*Stated task*. Retype each line exactly. Skip images.

>> start Record list

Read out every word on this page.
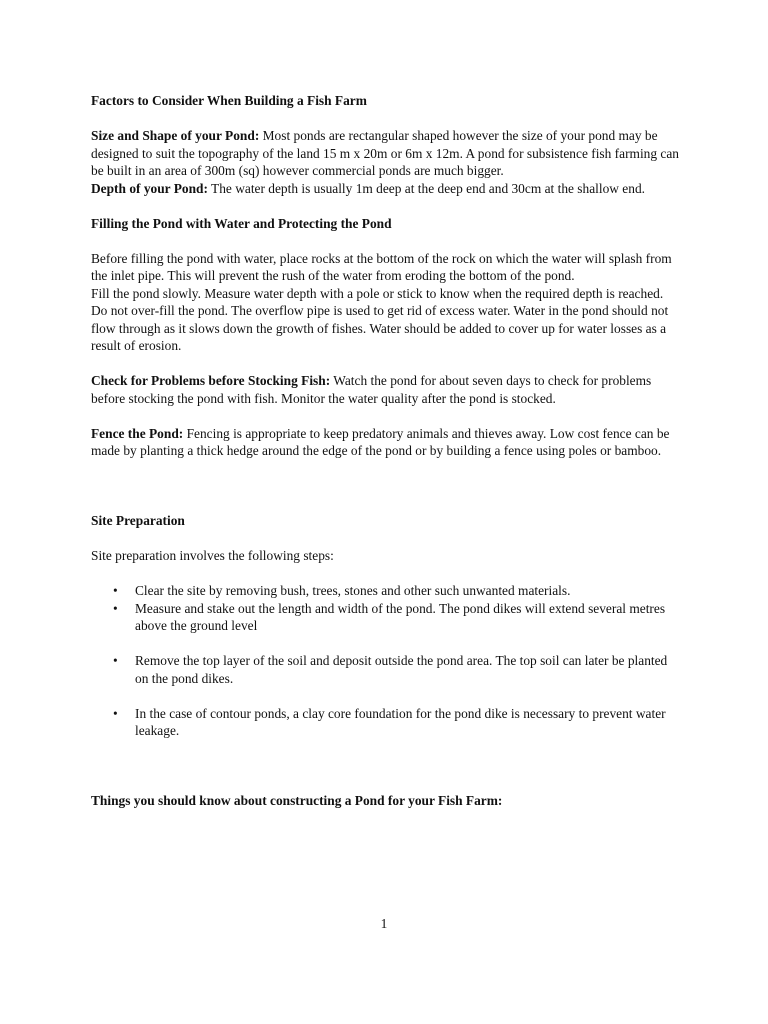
Factors to Consider When Building a Fish Farm

Size and Shape of your Pond: Most ponds are rectangular shaped however the size of your pond may be designed to suit the topography of the land 15 m x 20m or 6m x 12m. A pond for subsistence fish farming can be built in an area of 300m (sq) however commercial ponds are much bigger.

Depth of your Pond: The water depth is usually 1m deep at the deep end and 30cm at the shallow end.

Filling the Pond with Water and Protecting the Pond

Before filling the pond with water, place rocks at the bottom of the rock on which the water will splash from the inlet pipe. This will prevent the rush of the water from eroding the bottom of the pond.

Fill the pond slowly. Measure water depth with a pole or stick to know when the required depth is reached.

Do not over-fill the pond. The overflow pipe is used to get rid of excess water. Water in the pond should not flow through as it slows down the growth of fishes. Water should be added to cover up for water losses as a result of erosion.

Check for Problems before Stocking Fish: Watch the pond for about seven days to check for problems before stocking the pond with fish. Monitor the water quality after the pond is stocked.

Fence the Pond: Fencing is appropriate to keep predatory animals and thieves away. Low cost fence can be made by planting a thick hedge around the edge of the pond or by building a fence using poles or bamboo.

Site Preparation

Site preparation involves the following steps:

• Clear the site by removing bush, trees, stones and other such unwanted materials.
• Measure and stake out the length and width of the pond. The pond dikes will extend several metres above the ground level
• Remove the top layer of the soil and deposit outside the pond area. The top soil can later be planted on the pond dikes.
• In the case of contour ponds, a clay core foundation for the pond dike is necessary to prevent water leakage.

Things you should know about constructing a Pond for your Fish Farm:

1
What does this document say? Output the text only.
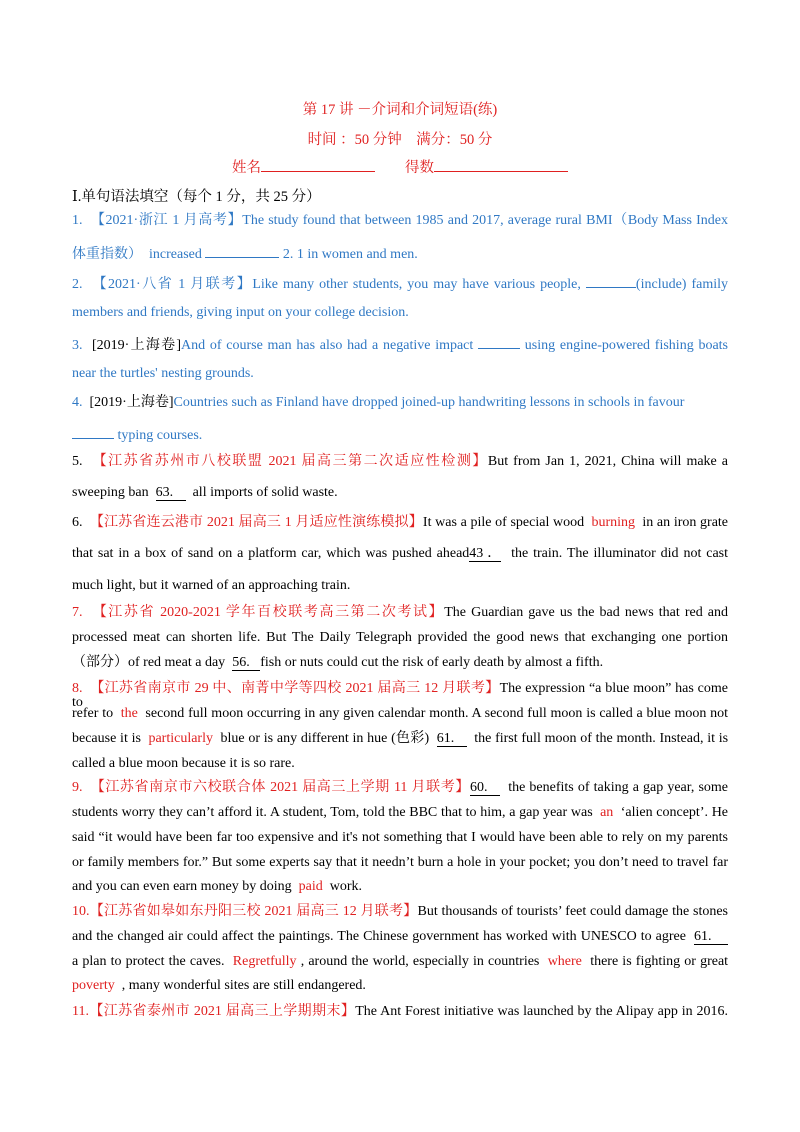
第 17 讲 －介词和介词短语(练)
时间 ：50 分钟　满分：50 分
姓名	得数
Ⅰ.单句语法填空（每个 1 分，共 25 分）
1. 【2021·浙江 1 月高考】The study found that between 1985 and 2017, average rural BMI（Body Mass Index
体重指数）　increased	2. 1 in women and men.
2. 【2021·八省 1 月联考】Like many other students, you may have various people,	(include) family
members and friends, giving input on your college decision.
3. [2019·上海卷]And of course man has also had a negative impact	using engine-powered fishing boats
near the turtles' nesting grounds.
4. [2019·上海卷]Countries such as Finland have dropped joined-up handwriting lessons in schools in favour
typing courses.
5. 【江苏省苏州市八校联盟 2021 届高三第二次适应性检测】But from Jan 1, 2021, China will make a
sweeping ban 63. all imports of solid waste.
6. 【江苏省连云港市 2021 届高三 1 月适应性演练模拟】It was a pile of special wood burning in an iron grate
that sat in a box of sand on a platform car, which was pushed ahead43． the train. The illuminator did not cast
much light, but it warned of an approaching train.
7. 【江苏省 2020-2021 学年百校联考高三第二次考试】The Guardian gave us the bad news that red and
processed meat can shorten life. But The Daily Telegraph provided the good news that exchanging one portion
（部分）of red meat a day 56. fish or nuts could cut the risk of early death by almost a fifth.
8. 【江苏省南京市 29 中、南菁中学等四校 2021 届高三 12 月联考】The expression “a blue moon” has come to
refer to the second full moon occurring in any given calendar month. A second full moon is called a blue moon not
because it is particularly blue or is any different in hue (色彩) 61. the first full moon of the month. Instead, it is
called a blue moon because it is so rare.
9. 【江苏省南京市六校联合体 2021 届高三上学期 11 月联考】60. the benefits of taking a gap year, some
students worry they can’t afford it. A student, Tom, told the BBC that to him, a gap year was an ‘alien concept’. He
said “it would have been far too expensive and it's not something that I would have been able to rely on my parents
or family members for.” But some experts say that it needn’t burn a hole in your pocket; you don’t need to travel far
and you can even earn money by doing paid work.
10.【江苏省如皋如东丹阳三校 2021 届高三 12 月联考】But thousands of tourists’ feet could damage the stones
and the changed air could affect the paintings. The Chinese government has worked with UNESCO to agree 61.
a plan to protect the caves. Regretfully , around the world, especially in countries where there is fighting or great
poverty , many wonderful sites are still endangered.
11.【江苏省泰州市 2021 届高三上学期期末】The Ant Forest initiative was launched by the Alipay app in 2016.
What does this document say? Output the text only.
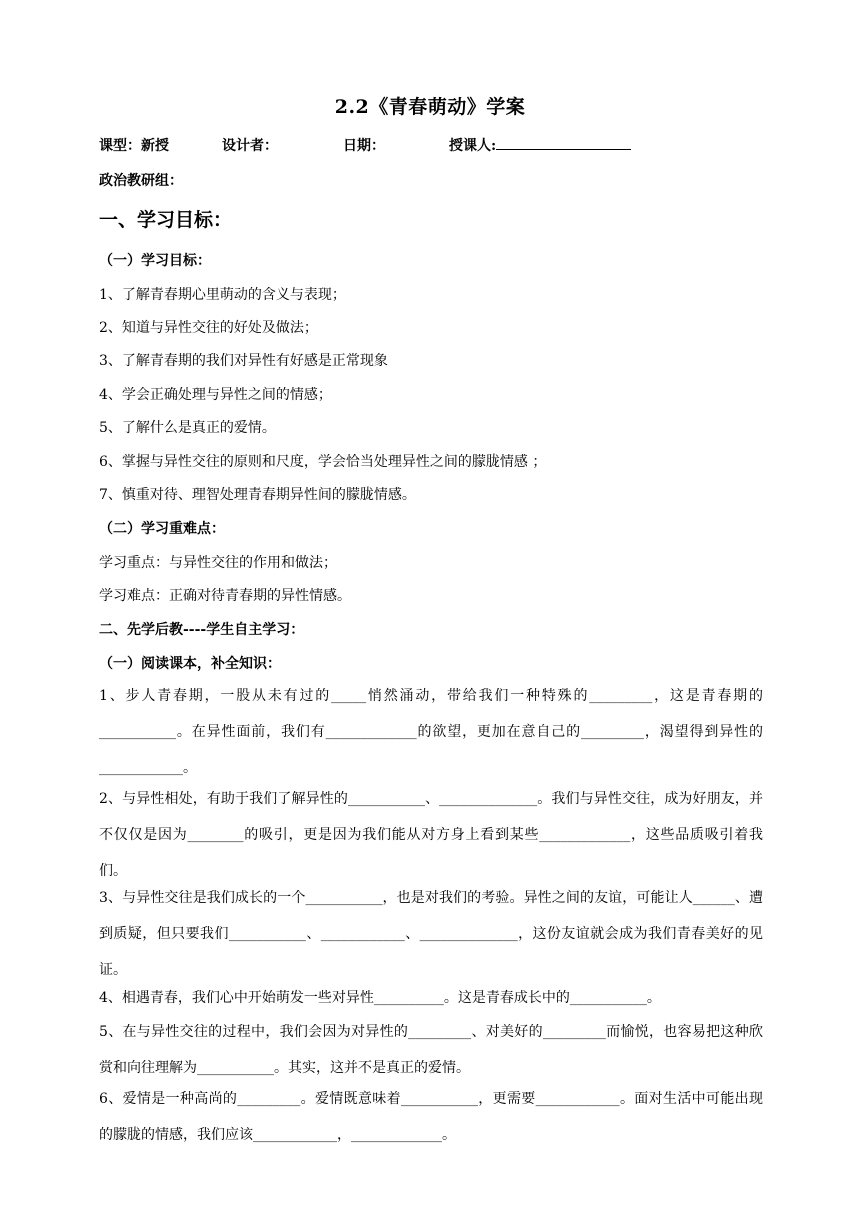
2.2《青春萌动》学案
课型：新授	设计者：	日期：	授课人:
政治教研组：
一、学习目标：
（一）学习目标：
1、了解青春期心里萌动的含义与表现；
2、知道与异性交往的好处及做法；
3、了解青春期的我们对异性有好感是正常现象
4、学会正确处理与异性之间的情感；
5、了解什么是真正的爱情。
6、掌握与异性交往的原则和尺度，学会恰当处理异性之间的朦胧情感 ；
7、慎重对待、理智处理青春期异性间的朦胧情感。
（二）学习重难点：
学习重点：与异性交往的作用和做法；
学习难点：正确对待青春期的异性情感。
二、先学后教----学生自主学习：
（一）阅读课本，补全知识：
1、步人青春期，一股从未有过的_____悄然涌动，带给我们一种特殊的_________，这是青春期的___________。在异性面前，我们有_____________的欲望，更加在意自己的_________，渴望得到异性的____________。
2、与异性相处，有助于我们了解异性的___________、______________。我们与异性交往，成为好朋友，并不仅仅是因为________的吸引，更是因为我们能从对方身上看到某些_____________，这些品质吸引着我们。
3、与异性交往是我们成长的一个___________，也是对我们的考验。异性之间的友谊，可能让人______、遭到质疑，但只要我们___________、____________、______________，这份友谊就会成为我们青春美好的见证。
4、相遇青春，我们心中开始萌发一些对异性__________。这是青春成长中的___________。
5、在与异性交往的过程中，我们会因为对异性的_________、对美好的_________而愉悦，也容易把这种欣赏和向往理解为___________。其实，这并不是真正的爱情。
6、爱情是一种高尚的_________。爱情既意味着___________，更需要____________。面对生活中可能出现的朦胧的情感，我们应该____________，_____________。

>> end Record list

*Full solution*.
Read out every word on this page.
Factors to Consider When Building a Fish Farm

Size and Shape of your Pond: Most ponds are rectangular shaped however the size of your pond may be designed to suit the topography of the land 15 m x 20m or 6m x 12m. A pond for subsistence fish farming can be built in an area of 300m (sq) however commercial ponds are much bigger.

Depth of your Pond: The water depth is usually 1m deep at the deep end and 30cm at the shallow end.

Filling the Pond with Water and Protecting the Pond

Before filling the pond with water, place rocks at the bottom of the rock on which the water will splash from the inlet pipe. This will prevent the rush of the water from eroding the bottom of the pond.

Fill the pond slowly. Measure water depth with a pole or stick to know when the required depth is reached.

Do not over-fill the pond. The overflow pipe is used to get rid of excess water. Water in the pond should not flow through as it slows down the growth of fishes. Water should be added to cover up for water losses as a result of erosion.

Check for Problems before Stocking Fish: Watch the pond for about seven days to check for problems before stocking the pond with fish. Monitor the water quality after the pond is stocked.

Fence the Pond: Fencing is appropriate to keep predatory animals and thieves away. Low cost fence can be made by planting a thick hedge around the edge of the pond or by building a fence using poles or bamboo.

Site Preparation

Site preparation involves the following steps:

• Clear the site by removing bush, trees, stones and other such unwanted materials.
• Measure and stake out the length and width of the pond. The pond dikes will extend several metres above the ground level
• Remove the top layer of the soil and deposit outside the pond area. The top soil can later be planted on the pond dikes.
• In the case of contour ponds, a clay core foundation for the pond dike is necessary to prevent water leakage.

Things you should know about constructing a Pond for your Fish Farm:

1
What does this document say? Output the text only.
第 17 讲 －介词和介词短语(练)
时间 ：50 分钟　满分：50 分
姓名	得数
Ⅰ.单句语法填空（每个 1 分，共 25 分）
1. 【2021·浙江 1 月高考】The study found that between 1985 and 2017, average rural BMI（Body Mass Index
体重指数）　increased	2. 1 in women and men.
2. 【2021·八省 1 月联考】Like many other students, you may have various people,	(include) family
members and friends, giving input on your college decision.
3. [2019·上海卷]And of course man has also had a negative impact	using engine-powered fishing boats
near the turtles' nesting grounds.
4. [2019·上海卷]Countries such as Finland have dropped joined-up handwriting lessons in schools in favour
typing courses.
5. 【江苏省苏州市八校联盟 2021 届高三第二次适应性检测】But from Jan 1, 2021, China will make a
sweeping ban 63. all imports of solid waste.
6. 【江苏省连云港市 2021 届高三 1 月适应性演练模拟】It was a pile of special wood burning in an iron grate
that sat in a box of sand on a platform car, which was pushed ahead43． the train. The illuminator did not cast
much light, but it warned of an approaching train.
7. 【江苏省 2020-2021 学年百校联考高三第二次考试】The Guardian gave us the bad news that red and
processed meat can shorten life. But The Daily Telegraph provided the good news that exchanging one portion
（部分）of red meat a day 56. fish or nuts could cut the risk of early death by almost a fifth.
8. 【江苏省南京市 29 中、南菁中学等四校 2021 届高三 12 月联考】The expression “a blue moon” has come to
refer to the second full moon occurring in any given calendar month. A second full moon is called a blue moon not
because it is particularly blue or is any different in hue (色彩) 61. the first full moon of the month. Instead, it is
called a blue moon because it is so rare.
9. 【江苏省南京市六校联合体 2021 届高三上学期 11 月联考】60. the benefits of taking a gap year, some
students worry they can’t afford it. A student, Tom, told the BBC that to him, a gap year was an ‘alien concept’. He
said “it would have been far too expensive and it's not something that I would have been able to rely on my parents
or family members for.” But some experts say that it needn’t burn a hole in your pocket; you don’t need to travel far
and you can even earn money by doing paid work.
10.【江苏省如皋如东丹阳三校 2021 届高三 12 月联考】But thousands of tourists’ feet could damage the stones
and the changed air could affect the paintings. The Chinese government has worked with UNESCO to agree 61.
a plan to protect the caves. Regretfully , around the world, especially in countries where there is fighting or great
poverty , many wonderful sites are still endangered.
11.【江苏省泰州市 2021 届高三上学期期末】The Ant Forest initiative was launched by the Alipay app in 2016.
What does this document say? Output the text only.
2.2《青春萌动》学案
课型：新授	设计者：	日期：	授课人:
政治教研组：
一、学习目标：
（一）学习目标：
1、了解青春期心里萌动的含义与表现；
2、知道与异性交往的好处及做法；
3、了解青春期的我们对异性有好感是正常现象
4、学会正确处理与异性之间的情感；
5、了解什么是真正的爱情。
6、掌握与异性交往的原则和尺度，学会恰当处理异性之间的朦胧情感 ；
7、慎重对待、理智处理青春期异性间的朦胧情感。
（二）学习重难点：
学习重点：与异性交往的作用和做法；
学习难点：正确对待青春期的异性情感。
二、先学后教----学生自主学习：
（一）阅读课本，补全知识：
1、步人青春期，一股从未有过的_____悄然涌动，带给我们一种特殊的_________，这是青春期的___________。在异性面前，我们有_____________的欲望，更加在意自己的_________，渴望得到异性的____________。
2、与异性相处，有助于我们了解异性的___________、______________。我们与异性交往，成为好朋友，并不仅仅是因为________的吸引，更是因为我们能从对方身上看到某些_____________，这些品质吸引着我们。
3、与异性交往是我们成长的一个___________，也是对我们的考验。异性之间的友谊，可能让人______、遭到质疑，但只要我们___________、____________、______________，这份友谊就会成为我们青春美好的见证。
4、相遇青春，我们心中开始萌发一些对异性__________。这是青春成长中的___________。
5、在与异性交往的过程中，我们会因为对异性的_________、对美好的_________而愉悦，也容易把这种欣赏和向往理解为___________。其实，这并不是真正的爱情。
6、爱情是一种高尚的_________。爱情既意味着___________，更需要____________。面对生活中可能出现的朦胧的情感，我们应该____________，_____________。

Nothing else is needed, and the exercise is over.